Output the full material exactly as it appears here.

-- start of RECORDS FOR THIS EXERCISE --

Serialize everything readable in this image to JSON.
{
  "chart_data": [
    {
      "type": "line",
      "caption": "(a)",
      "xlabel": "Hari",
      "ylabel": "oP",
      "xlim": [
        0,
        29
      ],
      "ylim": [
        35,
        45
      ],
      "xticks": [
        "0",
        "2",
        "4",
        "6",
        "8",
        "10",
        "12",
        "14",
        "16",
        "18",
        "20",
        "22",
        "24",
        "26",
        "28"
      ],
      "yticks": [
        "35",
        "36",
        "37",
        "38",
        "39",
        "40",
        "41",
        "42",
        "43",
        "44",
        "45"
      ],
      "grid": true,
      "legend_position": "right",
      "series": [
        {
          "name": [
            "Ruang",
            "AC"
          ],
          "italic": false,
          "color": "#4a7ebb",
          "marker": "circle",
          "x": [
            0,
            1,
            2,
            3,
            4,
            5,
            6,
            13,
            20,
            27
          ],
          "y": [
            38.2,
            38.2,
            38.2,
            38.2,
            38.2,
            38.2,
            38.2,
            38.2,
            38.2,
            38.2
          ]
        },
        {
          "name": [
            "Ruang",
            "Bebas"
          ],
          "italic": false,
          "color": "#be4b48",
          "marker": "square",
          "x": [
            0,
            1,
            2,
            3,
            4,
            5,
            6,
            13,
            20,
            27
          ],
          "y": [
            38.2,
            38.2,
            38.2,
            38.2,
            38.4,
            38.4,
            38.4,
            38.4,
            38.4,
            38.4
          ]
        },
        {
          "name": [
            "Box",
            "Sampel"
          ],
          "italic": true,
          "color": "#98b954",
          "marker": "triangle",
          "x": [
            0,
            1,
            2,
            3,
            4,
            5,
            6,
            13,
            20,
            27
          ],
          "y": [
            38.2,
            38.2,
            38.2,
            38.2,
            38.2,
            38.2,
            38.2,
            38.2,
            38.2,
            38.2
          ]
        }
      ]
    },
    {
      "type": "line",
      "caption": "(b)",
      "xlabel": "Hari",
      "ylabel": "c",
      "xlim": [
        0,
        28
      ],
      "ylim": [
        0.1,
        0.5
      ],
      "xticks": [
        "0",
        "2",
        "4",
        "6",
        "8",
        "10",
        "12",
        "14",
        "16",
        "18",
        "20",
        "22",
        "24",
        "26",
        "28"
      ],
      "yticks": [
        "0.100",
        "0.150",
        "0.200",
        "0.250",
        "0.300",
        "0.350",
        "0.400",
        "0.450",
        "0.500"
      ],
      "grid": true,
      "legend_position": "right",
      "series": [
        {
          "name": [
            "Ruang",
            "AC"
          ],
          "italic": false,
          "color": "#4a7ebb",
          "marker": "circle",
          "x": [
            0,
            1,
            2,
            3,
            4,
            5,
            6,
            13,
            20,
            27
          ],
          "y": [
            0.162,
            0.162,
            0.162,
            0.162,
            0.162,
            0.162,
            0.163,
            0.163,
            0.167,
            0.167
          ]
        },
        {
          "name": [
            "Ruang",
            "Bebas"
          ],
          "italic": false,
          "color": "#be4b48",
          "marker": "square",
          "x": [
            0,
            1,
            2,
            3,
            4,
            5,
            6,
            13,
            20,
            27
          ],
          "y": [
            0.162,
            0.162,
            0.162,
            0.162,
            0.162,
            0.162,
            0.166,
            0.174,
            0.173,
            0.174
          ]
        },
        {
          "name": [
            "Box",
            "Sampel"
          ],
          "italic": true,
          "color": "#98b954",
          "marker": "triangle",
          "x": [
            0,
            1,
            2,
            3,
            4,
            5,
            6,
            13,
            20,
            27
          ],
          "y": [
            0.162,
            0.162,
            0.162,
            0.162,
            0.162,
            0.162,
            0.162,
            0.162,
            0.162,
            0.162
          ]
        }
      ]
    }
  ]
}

-- end of RECORDS FOR THIS EXERCISE --

### ANSWER TO THE EXERCISE
Serialize everything readable in this image to JSON.
{
  "chart_data": [
    {
      "type": "line",
      "caption": "(a)",
      "xlabel": "Hari",
      "ylabel": "oP",
      "xlim": [
        0,
        29
      ],
      "ylim": [
        35,
        45
      ],
      "xticks": [
        "0",
        "2",
        "4",
        "6",
        "8",
        "10",
        "12",
        "14",
        "16",
        "18",
        "20",
        "22",
        "24",
        "26",
        "28"
      ],
      "yticks": [
        "35",
        "36",
        "37",
        "38",
        "39",
        "40",
        "41",
        "42",
        "43",
        "44",
        "45"
      ],
      "grid": true,
      "legend_position": "right",
      "series": [
        {
          "name": [
            "Ruang",
            "AC"
          ],
          "italic": false,
          "color": "#4a7ebb",
          "marker": "circle",
          "x": [
            0,
            1,
            2,
            3,
            4,
            5,
            6,
            13,
            20,
            27
          ],
          "y": [
            38.2,
            38.2,
            38.2,
            38.2,
            38.2,
            38.2,
            38.2,
            38.2,
            38.2,
            38.2
          ]
        },
        {
          "name": [
            "Ruang",
            "Bebas"
          ],
          "italic": false,
          "color": "#be4b48",
          "marker": "square",
          "x": [
            0,
            1,
            2,
            3,
            4,
            5,
            6,
            13,
            20,
            27
          ],
          "y": [
            38.2,
            38.2,
            38.2,
            38.2,
            38.4,
            38.4,
            38.4,
            38.4,
            38.4,
            38.4
          ]
        },
        {
          "name": [
            "Box",
            "Sampel"
          ],
          "italic": true,
          "color": "#98b954",
          "marker": "triangle",
          "x": [
            0,
            1,
            2,
            3,
            4,
            5,
            6,
            13,
            20,
            27
          ],
          "y": [
            38.2,
            38.2,
            38.2,
            38.2,
            38.2,
            38.2,
            38.2,
            38.2,
            38.2,
            38.2
          ]
        }
      ]
    },
    {
      "type": "line",
      "caption": "(b)",
      "xlabel": "Hari",
      "ylabel": "c",
      "xlim": [
        0,
        28
      ],
      "ylim": [
        0.1,
        0.5
      ],
      "xticks": [
        "0",
        "2",
        "4",
        "6",
        "8",
        "10",
        "12",
        "14",
        "16",
        "18",
        "20",
        "22",
        "24",
        "26",
        "28"
      ],
      "yticks": [
        "0.100",
        "0.150",
        "0.200",
        "0.250",
        "0.300",
        "0.350",
        "0.400",
        "0.450",
        "0.500"
      ],
      "grid": true,
      "legend_position": "right",
      "series": [
        {
          "name": [
            "Ruang",
            "AC"
          ],
          "italic": false,
          "color": "#4a7ebb",
          "marker": "circle",
          "x": [
            0,
            1,
            2,
            3,
            4,
            5,
            6,
            13,
            20,
            27
          ],
          "y": [
            0.162,
            0.162,
            0.162,
            0.162,
            0.162,
            0.162,
            0.163,
            0.163,
            0.167,
            0.167
          ]
        },
        {
          "name": [
            "Ruang",
            "Bebas"
          ],
          "italic": false,
          "color": "#be4b48",
          "marker": "square",
          "x": [
            0,
            1,
            2,
            3,
            4,
            5,
            6,
            13,
            20,
            27
          ],
          "y": [
            0.162,
            0.162,
            0.162,
            0.162,
            0.162,
            0.162,
            0.166,
            0.174,
            0.173,
            0.174
          ]
        },
        {
          "name": [
            "Box",
            "Sampel"
          ],
          "italic": true,
          "color": "#98b954",
          "marker": "triangle",
          "x": [
            0,
            1,
            2,
            3,
            4,
            5,
            6,
            13,
            20,
            27
          ],
          "y": [
            0.162,
            0.162,
            0.162,
            0.162,
            0.162,
            0.162,
            0.162,
            0.162,
            0.162,
            0.162
          ]
        }
      ]
    }
  ]
}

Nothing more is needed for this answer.